● Exercice court 1: Recopie à l'identique le passage de l'entretien sur l'animation qui commence par les mots contenant « Zabou Breitman : Pendant » et se termine par « personnages soient animés. ».
● Exercice court 2: Dans l'entretien sur l'animation, combien de caméras témoin ont été installées pour servir de référence ?
● Exercice court 3: Prolonge l'entretien sur l'animation à partir de l'endroit où il s'arrête.

Zabou Breitman : Éléa a commencé à travailler selon le procédé qu’on allait suivre jusqu’au bout. A savoir qu’il fallait reconnaître l’acteur à travers le personnage, sans que ce soit du copié-collé. On a filmé papa et Simon dans le studio d’enregistrement du son. Je leur ai demandé de jouer la situation, avec leurs gestes, leur manière d’être. Je les ai mis en espace…

Éléa Gobbé-Mévellec : On a pris le son à la perche, on a posé deux caméras témoin avec deux angles différents pour servir de référence, mais ce n’est pas de la rotoscopie… On ne voulait surtout pas de la « surfluidité » de la rotoscopie. On voulait une animation épurée, la plus synthétique possible. Si l’image doit rester fixe, elle restera fixe. Mais on isolera le micro-mouvement qui donne l’émotion souhaitée et qui caractérise le personnage. C’est de l’animation 2D traditionnelle : le décor est fixe, des calques apportent le mouvement. C’est un graphisme très jeté, au pinceau, une ligne qui disparaît, qui réapparaît…

Zabou Breitman : Pendant la fabrication du pilote, j’ai pu réaffirmer mes choix concernant l’animation. Un haussement d’épaule de mon père avait été réinterprété façon « dessin animé » par un grand geste de bras surexpressif. Mais le geste initial était beaucoup plus juste. C’est sur cet infiniment petit que je voulais que les personnages soient animés.

Données brutes
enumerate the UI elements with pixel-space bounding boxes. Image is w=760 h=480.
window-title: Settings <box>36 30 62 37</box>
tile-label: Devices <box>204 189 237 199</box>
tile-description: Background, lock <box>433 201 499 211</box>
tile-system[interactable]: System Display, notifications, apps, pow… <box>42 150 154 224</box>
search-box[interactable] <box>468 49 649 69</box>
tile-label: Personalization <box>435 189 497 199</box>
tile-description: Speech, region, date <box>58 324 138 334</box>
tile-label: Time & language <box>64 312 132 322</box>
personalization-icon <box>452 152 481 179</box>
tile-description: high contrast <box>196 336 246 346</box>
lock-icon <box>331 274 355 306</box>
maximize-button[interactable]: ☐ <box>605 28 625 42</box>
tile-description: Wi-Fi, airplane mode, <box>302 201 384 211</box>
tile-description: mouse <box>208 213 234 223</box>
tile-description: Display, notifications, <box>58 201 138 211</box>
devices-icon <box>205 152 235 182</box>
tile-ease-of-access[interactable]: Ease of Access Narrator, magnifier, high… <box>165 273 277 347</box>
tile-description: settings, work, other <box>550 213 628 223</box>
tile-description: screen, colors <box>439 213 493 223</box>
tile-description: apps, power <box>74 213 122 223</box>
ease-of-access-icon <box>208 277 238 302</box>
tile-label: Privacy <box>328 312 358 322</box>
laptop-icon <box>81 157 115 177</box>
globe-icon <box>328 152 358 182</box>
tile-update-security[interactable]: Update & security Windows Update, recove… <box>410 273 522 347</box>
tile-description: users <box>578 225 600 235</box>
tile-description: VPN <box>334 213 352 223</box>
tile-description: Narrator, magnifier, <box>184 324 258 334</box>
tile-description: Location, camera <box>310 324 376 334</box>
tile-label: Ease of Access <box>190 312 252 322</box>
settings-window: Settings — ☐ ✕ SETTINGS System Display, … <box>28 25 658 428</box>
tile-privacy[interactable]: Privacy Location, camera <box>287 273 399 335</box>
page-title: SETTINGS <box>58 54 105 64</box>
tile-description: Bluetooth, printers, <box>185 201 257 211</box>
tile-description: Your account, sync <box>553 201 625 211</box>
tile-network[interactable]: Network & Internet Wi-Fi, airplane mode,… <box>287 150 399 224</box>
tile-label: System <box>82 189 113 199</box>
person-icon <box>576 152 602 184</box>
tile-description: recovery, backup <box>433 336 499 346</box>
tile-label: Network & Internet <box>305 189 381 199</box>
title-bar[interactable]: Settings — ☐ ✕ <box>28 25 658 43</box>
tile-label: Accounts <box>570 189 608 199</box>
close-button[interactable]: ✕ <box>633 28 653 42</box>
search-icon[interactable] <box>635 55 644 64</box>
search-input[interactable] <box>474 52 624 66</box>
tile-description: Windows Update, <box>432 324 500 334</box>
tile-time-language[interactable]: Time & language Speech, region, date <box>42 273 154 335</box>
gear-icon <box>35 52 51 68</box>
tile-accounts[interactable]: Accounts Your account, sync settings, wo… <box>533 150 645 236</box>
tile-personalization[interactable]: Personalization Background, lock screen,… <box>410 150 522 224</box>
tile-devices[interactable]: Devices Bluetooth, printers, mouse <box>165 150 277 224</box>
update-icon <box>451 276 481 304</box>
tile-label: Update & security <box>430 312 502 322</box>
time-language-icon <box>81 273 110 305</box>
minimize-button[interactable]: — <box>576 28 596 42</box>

● Résultat de l'exercice 1:
Zabou Breitman : Pendant la fabrication du pilote, j’ai pu réaffirmer mes choix concernant l’animation. Un haussement d’épaule de mon père avait été réinterprété façon « dessin animé » par un grand geste de bras surexpressif. Mais le geste initial était beaucoup plus juste. C’est sur cet infiniment petit que je voulais que les personnages soient animés.

● Résultat de l'exercice 2: Deux caméras témoin, placées selon deux angles différents.

● Résultat de l'exercice 3:
A cette étape, le projet est donc lancé ?

Zabou Breitman : Il y a encore des réticences sur le scénario. Alors, je me suis dit, ok, je vais prendre le temps de le réécrire. En prenant plus de liberté dans l’adaptation. Adapter, ce n’est pas mettre un petit peu de tout ce qu’il y a dans le livre, plutôt éliminer des éléments et en développer d’autres. J’ai développé le questionnement de Mohsen et Zunaira : est-ce qu’ils doivent quitter Kaboul ou rester pour préparer l’avenir ? J’ai ajouté l’école clandestine, qui a vraiment existé. Autre changement : Zunaira est professeur de dessin et continue de dessiner. Je trouvais ça beau que l’héroïne d’un film d’animation se dessine elle-même. Sachant que la représentation de l’être humain est interdite chez les talibans, en faire un dessin animé, c’était le comble. Mais qu’elle se dessine, et nue, c’était encore mieux.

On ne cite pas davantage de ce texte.